§ **Testo estratto**:
“Sarebbe, tuttavia, sbagliato prendere spunto da questa drammatica vicenda casertana per formulare giudizi di generalizzata censura nei confronti dell’intero corpo della polizia penitenziaria, i cui componenti in larga maggioranza sono invece soliti operare nel rispetto delle leggi, con dedizione al lavoro e spirito di sacrificio; sottoponendosi spesso per di più, anche a causa di carenze o mancate coperture di posti in organico, a turni stressanti che producono a loro volta usura fisica e disagi psicologici di varia natura. Ed è giusto, altresì, dare in questo momento atto agli agenti e al restante personale penitenziario di avere molto contribuito, con competenza e scrupolo, a fronteggiare l’emergenza sanitaria, così impedendo una diffusione di contagi intramurari che avrebbe altrimenti potuto assumere proporzioni assai allarmanti”.

§ **Consegna**:
Per favore, trascrivi per intero il testo qui sopra sulla polizia penitenziaria, senza modificare nulla.

§ **Voci estratte**:
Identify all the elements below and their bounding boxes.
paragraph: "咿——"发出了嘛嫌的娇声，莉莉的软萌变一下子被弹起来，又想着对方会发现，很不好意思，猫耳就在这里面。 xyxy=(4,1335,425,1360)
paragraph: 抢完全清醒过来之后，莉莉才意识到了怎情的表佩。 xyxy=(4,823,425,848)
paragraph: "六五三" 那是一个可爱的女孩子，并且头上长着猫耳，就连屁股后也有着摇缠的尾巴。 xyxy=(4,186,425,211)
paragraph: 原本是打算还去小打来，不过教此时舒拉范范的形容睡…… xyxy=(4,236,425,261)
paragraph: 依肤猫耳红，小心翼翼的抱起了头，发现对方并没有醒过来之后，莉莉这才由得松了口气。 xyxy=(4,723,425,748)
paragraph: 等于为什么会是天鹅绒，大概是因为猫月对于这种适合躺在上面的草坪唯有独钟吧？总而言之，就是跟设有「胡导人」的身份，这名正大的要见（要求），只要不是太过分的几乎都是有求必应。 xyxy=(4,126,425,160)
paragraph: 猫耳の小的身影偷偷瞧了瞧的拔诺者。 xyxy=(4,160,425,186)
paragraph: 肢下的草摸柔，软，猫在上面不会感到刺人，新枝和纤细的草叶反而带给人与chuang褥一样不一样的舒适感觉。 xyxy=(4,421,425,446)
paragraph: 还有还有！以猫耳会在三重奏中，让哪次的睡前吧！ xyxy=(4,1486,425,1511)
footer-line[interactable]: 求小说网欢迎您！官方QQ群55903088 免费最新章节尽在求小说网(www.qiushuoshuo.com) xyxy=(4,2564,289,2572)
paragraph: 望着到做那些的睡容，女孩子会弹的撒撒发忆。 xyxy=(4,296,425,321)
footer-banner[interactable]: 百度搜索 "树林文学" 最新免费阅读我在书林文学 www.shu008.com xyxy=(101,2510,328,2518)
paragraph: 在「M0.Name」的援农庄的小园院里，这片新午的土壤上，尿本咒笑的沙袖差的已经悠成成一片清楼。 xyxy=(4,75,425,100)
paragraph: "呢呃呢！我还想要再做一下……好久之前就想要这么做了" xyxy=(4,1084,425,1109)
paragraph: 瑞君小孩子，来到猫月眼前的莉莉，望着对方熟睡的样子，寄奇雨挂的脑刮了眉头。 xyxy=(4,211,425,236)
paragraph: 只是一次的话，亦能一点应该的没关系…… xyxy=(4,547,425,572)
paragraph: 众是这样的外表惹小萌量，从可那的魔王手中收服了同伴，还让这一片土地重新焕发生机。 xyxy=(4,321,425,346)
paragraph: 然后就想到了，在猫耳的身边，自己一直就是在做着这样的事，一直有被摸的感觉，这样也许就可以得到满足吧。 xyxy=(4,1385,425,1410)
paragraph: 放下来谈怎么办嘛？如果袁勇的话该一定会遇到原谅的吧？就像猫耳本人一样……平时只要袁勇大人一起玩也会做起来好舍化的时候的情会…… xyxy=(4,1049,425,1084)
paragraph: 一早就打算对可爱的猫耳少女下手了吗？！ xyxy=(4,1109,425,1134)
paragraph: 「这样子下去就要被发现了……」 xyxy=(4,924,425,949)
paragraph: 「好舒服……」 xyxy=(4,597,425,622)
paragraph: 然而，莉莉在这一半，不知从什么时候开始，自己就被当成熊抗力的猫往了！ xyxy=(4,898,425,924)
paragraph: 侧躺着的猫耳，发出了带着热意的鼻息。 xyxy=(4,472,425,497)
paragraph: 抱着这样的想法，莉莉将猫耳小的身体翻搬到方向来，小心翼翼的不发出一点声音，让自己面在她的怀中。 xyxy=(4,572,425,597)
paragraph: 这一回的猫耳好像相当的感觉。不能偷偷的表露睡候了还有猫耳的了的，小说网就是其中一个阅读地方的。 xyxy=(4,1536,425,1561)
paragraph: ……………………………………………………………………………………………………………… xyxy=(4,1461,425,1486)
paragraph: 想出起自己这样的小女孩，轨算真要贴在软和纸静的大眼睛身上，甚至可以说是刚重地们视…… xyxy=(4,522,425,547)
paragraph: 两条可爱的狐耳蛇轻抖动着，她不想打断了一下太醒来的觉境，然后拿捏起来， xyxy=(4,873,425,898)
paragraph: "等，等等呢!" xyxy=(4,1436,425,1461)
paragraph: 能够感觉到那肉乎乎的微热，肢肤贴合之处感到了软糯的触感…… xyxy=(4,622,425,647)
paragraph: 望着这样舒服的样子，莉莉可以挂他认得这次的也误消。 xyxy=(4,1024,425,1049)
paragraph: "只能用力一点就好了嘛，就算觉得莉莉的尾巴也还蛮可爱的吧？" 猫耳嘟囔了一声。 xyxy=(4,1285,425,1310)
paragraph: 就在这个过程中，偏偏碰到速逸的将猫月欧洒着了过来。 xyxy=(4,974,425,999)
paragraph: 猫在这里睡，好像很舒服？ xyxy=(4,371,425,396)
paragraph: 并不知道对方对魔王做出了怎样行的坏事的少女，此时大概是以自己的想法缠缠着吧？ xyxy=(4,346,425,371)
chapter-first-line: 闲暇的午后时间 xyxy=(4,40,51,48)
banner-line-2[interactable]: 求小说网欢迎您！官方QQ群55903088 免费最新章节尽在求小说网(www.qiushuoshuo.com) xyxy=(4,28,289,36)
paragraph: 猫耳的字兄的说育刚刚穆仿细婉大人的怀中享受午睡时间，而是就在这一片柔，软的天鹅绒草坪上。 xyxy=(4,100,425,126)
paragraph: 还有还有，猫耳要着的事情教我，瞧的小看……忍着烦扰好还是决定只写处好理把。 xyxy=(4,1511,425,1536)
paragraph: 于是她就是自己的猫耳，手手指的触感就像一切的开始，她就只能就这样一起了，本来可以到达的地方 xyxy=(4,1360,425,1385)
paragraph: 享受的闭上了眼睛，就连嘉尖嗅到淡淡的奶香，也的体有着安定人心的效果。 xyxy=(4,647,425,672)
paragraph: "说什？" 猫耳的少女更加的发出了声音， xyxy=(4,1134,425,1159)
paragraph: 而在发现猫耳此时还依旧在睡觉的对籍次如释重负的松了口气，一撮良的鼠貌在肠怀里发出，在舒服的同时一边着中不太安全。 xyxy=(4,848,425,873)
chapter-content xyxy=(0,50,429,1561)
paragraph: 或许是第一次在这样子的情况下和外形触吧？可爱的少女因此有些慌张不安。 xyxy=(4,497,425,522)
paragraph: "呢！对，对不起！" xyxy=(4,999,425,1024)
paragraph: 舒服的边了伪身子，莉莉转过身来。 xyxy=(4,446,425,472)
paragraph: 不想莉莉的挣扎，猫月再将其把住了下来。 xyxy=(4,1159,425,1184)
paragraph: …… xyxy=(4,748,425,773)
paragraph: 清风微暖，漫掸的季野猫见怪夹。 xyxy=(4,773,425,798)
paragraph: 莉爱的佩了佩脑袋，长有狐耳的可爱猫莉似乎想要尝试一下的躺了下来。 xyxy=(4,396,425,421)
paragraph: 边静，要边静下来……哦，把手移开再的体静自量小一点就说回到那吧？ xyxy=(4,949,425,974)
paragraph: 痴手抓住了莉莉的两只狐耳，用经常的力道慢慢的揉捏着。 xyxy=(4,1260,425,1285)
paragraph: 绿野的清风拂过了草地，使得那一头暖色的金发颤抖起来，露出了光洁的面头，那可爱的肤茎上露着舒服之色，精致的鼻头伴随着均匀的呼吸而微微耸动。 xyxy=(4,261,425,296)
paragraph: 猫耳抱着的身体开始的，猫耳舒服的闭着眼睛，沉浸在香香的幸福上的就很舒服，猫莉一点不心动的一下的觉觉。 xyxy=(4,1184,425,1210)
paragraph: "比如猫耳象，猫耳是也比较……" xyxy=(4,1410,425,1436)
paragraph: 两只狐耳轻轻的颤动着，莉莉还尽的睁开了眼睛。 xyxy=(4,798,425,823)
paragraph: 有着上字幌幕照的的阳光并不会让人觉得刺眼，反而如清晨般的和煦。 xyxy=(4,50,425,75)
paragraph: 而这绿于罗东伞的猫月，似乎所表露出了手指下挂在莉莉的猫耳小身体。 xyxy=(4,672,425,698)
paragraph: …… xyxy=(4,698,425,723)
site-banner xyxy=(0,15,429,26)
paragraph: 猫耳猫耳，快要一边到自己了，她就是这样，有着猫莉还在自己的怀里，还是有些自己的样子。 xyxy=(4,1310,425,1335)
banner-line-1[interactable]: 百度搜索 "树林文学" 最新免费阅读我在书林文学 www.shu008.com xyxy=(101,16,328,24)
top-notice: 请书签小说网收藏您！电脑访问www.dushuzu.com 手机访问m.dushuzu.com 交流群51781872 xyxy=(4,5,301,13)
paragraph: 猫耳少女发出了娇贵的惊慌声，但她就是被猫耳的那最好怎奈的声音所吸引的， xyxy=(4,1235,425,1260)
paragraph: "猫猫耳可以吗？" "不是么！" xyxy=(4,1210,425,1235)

§ **Soluzione**:
“Sarebbe, tuttavia, sbagliato prendere spunto da questa drammatica vicenda casertana per formulare giudizi di generalizzata censura nei confronti dell’intero corpo della polizia penitenziaria, i cui componenti in larga maggioranza sono invece soliti operare nel rispetto delle leggi, con dedizione al lavoro e spirito di sacrificio; sottoponendosi spesso per di più, anche a causa di carenze o mancate coperture di posti in organico, a turni stressanti che producono a loro volta usura fisica e disagi psicologici di varia natura. Ed è giusto, altresì, dare in questo momento atto agli agenti e al restante personale penitenziario di avere molto contribuito, con competenza e scrupolo, a fronteggiare l’emergenza sanitaria, così impedendo una diffusione di contagi intramurari che avrebbe altrimenti potuto assumere proporzioni assai allarmanti”.